__Required task__.
Determine the number of lines in the data that include the word "Mayo", and write only that number.

__Rows__.
[Begin]

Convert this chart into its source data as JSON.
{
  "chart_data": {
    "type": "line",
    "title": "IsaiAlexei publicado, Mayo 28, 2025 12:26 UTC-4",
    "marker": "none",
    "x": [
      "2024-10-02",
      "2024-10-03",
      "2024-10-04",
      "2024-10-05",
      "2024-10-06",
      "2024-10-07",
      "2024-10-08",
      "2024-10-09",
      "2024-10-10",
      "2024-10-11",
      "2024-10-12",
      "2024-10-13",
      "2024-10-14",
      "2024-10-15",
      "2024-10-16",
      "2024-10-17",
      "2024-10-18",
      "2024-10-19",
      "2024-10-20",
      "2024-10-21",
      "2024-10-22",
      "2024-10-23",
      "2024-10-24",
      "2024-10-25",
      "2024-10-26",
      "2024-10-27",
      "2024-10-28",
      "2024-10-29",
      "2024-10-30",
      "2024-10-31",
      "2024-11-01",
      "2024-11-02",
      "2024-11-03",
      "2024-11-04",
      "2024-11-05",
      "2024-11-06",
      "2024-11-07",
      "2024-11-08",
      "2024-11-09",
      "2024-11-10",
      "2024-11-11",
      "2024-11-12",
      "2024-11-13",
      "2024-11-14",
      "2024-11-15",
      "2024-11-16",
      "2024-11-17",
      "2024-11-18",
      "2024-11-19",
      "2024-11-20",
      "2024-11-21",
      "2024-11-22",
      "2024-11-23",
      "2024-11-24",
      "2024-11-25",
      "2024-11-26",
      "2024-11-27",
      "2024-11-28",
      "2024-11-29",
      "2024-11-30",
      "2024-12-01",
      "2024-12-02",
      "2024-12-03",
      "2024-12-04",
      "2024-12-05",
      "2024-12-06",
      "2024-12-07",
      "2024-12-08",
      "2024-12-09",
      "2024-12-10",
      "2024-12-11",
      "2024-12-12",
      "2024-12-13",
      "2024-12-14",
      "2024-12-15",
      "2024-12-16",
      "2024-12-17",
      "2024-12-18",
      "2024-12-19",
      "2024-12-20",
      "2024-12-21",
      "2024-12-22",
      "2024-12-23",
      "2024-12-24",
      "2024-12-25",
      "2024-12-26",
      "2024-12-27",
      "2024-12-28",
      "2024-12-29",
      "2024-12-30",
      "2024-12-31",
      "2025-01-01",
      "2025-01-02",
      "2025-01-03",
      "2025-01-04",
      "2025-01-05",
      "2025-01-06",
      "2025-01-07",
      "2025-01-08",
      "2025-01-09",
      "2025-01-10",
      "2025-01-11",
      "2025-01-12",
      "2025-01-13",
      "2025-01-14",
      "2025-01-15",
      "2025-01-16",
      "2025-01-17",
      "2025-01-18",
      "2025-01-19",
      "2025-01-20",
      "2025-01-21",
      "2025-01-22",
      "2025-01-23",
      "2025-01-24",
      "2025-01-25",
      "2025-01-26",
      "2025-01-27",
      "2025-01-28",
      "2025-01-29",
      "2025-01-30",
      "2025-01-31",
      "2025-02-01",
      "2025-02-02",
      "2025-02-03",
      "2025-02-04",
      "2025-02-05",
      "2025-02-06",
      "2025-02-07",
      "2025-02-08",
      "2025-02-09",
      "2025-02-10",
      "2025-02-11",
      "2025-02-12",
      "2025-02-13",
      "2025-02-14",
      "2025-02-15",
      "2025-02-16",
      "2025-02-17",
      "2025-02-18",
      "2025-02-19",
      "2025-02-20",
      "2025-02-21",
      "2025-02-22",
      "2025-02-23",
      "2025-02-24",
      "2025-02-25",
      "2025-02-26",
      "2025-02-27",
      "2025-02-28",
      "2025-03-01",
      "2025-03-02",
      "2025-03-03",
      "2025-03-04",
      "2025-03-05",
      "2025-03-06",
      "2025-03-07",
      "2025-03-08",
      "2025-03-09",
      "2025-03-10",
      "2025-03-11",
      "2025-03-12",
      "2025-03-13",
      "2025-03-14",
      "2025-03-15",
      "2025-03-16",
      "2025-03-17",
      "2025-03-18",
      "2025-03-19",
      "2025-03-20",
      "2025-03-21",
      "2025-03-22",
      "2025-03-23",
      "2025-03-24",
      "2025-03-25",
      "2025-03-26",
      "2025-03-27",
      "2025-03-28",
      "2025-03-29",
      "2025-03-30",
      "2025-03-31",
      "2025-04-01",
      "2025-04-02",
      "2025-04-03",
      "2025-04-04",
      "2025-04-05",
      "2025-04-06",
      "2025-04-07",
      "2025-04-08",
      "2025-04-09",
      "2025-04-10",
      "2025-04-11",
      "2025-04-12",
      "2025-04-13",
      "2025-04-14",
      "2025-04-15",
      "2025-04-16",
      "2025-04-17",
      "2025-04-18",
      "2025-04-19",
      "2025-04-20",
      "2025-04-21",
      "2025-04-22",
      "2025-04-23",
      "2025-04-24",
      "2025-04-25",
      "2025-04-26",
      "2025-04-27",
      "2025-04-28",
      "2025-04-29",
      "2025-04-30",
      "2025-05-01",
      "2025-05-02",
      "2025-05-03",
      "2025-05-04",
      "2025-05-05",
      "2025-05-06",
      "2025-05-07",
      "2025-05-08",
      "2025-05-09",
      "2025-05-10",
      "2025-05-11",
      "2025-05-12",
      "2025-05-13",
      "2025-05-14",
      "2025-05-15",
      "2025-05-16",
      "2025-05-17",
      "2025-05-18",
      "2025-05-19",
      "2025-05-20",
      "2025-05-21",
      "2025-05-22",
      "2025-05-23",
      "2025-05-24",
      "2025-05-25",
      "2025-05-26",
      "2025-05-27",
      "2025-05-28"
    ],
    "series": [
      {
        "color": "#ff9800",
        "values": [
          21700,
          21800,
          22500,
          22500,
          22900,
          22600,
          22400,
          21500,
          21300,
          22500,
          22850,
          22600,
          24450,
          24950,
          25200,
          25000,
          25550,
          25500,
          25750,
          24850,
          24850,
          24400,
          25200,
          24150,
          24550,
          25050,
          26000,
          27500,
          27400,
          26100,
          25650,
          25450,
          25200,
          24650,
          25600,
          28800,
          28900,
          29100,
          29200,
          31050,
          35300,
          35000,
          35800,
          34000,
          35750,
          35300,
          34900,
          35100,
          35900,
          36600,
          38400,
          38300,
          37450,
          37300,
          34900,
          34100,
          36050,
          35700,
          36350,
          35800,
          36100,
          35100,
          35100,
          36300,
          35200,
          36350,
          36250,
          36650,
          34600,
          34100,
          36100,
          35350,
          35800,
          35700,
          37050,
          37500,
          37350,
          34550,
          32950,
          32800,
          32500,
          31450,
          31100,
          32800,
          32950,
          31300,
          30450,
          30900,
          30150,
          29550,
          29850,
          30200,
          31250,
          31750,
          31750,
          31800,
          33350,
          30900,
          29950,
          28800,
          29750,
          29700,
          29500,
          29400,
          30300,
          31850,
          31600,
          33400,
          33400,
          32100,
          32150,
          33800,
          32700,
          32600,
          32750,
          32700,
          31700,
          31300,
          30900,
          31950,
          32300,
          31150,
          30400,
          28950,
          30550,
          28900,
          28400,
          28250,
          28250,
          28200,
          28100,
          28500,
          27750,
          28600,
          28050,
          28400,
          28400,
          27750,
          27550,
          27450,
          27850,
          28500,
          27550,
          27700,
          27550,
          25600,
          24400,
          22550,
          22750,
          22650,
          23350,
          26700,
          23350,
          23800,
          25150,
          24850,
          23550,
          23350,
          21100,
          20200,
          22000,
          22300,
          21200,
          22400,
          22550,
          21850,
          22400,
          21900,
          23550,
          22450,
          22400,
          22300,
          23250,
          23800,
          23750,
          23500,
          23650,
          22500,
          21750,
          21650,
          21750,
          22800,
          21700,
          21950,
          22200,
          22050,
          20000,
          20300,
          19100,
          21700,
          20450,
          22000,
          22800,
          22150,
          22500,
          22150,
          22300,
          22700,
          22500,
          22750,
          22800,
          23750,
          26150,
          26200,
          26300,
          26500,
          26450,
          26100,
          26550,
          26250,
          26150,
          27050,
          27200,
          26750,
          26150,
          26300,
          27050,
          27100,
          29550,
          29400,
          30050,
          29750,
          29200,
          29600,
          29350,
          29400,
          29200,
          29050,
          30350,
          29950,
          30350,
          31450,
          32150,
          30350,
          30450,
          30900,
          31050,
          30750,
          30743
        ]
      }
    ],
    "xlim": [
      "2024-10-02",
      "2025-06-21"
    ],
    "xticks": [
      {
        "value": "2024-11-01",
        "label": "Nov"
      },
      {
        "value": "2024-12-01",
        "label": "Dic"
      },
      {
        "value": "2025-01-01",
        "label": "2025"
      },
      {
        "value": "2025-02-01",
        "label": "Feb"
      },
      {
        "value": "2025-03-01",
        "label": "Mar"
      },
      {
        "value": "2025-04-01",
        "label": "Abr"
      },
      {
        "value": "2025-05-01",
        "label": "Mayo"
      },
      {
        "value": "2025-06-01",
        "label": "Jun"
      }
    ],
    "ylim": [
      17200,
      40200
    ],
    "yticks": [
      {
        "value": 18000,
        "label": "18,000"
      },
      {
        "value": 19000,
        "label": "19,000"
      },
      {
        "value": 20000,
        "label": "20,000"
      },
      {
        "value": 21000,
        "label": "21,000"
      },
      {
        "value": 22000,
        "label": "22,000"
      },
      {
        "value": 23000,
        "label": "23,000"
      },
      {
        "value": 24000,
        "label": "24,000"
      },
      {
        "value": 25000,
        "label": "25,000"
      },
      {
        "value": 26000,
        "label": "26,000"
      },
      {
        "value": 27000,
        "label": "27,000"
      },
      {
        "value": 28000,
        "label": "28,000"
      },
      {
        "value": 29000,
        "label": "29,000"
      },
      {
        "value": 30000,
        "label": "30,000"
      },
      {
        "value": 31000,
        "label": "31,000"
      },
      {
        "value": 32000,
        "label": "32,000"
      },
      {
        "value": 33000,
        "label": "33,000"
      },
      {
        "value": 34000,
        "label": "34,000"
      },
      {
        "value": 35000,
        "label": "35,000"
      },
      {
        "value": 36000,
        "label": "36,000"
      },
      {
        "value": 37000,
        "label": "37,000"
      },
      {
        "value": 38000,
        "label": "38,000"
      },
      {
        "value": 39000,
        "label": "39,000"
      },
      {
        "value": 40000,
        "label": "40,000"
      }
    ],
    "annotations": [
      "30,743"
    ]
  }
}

[End]

__Output for this task__.
2